What the task asks:
State how many lines contain "text", and write nothing except that count.

(Rows from a dataset)

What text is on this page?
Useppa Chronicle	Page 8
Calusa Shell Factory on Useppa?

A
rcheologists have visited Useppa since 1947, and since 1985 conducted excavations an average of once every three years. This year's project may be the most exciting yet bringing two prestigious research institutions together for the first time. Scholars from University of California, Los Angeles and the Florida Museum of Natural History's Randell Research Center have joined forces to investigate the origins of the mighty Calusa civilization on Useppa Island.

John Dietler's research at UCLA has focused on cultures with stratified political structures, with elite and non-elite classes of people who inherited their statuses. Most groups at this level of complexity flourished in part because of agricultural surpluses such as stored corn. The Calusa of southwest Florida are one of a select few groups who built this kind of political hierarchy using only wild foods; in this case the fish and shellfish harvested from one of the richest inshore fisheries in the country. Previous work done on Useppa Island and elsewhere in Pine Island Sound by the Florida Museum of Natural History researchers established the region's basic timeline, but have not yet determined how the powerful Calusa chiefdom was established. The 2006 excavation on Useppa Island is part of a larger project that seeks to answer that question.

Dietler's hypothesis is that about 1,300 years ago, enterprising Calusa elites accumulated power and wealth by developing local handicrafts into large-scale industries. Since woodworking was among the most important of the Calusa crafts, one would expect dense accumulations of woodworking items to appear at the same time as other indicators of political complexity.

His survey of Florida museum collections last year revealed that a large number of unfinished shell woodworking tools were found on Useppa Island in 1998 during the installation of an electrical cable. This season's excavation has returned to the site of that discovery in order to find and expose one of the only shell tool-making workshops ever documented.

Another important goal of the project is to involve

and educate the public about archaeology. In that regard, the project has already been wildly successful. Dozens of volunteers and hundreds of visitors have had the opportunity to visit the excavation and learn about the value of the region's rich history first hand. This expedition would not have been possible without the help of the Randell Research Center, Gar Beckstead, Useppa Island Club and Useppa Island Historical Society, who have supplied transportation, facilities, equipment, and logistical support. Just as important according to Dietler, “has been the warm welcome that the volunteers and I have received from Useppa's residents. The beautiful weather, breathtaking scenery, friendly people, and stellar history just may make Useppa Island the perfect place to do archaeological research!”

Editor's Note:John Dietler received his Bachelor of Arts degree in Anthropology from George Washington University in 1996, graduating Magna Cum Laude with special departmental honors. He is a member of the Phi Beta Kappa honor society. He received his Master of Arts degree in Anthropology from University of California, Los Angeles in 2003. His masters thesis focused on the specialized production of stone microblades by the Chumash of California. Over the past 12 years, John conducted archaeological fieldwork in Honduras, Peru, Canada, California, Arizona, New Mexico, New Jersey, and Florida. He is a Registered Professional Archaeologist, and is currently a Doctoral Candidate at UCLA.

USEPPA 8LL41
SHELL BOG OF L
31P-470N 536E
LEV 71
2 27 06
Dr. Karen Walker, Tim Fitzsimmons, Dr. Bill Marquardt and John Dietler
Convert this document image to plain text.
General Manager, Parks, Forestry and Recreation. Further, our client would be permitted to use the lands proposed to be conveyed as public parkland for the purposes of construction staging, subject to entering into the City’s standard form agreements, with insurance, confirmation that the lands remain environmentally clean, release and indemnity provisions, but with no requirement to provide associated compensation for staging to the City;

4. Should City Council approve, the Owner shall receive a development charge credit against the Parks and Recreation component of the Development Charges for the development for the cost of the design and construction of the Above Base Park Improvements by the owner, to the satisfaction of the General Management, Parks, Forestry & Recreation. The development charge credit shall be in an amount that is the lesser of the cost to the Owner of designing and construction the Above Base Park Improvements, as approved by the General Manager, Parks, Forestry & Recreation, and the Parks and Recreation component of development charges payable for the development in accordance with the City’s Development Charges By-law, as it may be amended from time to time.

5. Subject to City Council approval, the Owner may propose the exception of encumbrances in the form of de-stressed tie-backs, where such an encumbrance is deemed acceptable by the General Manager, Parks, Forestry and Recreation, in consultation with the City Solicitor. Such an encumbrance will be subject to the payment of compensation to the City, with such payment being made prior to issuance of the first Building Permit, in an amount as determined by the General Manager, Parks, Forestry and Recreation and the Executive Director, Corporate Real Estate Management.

Task solution:
2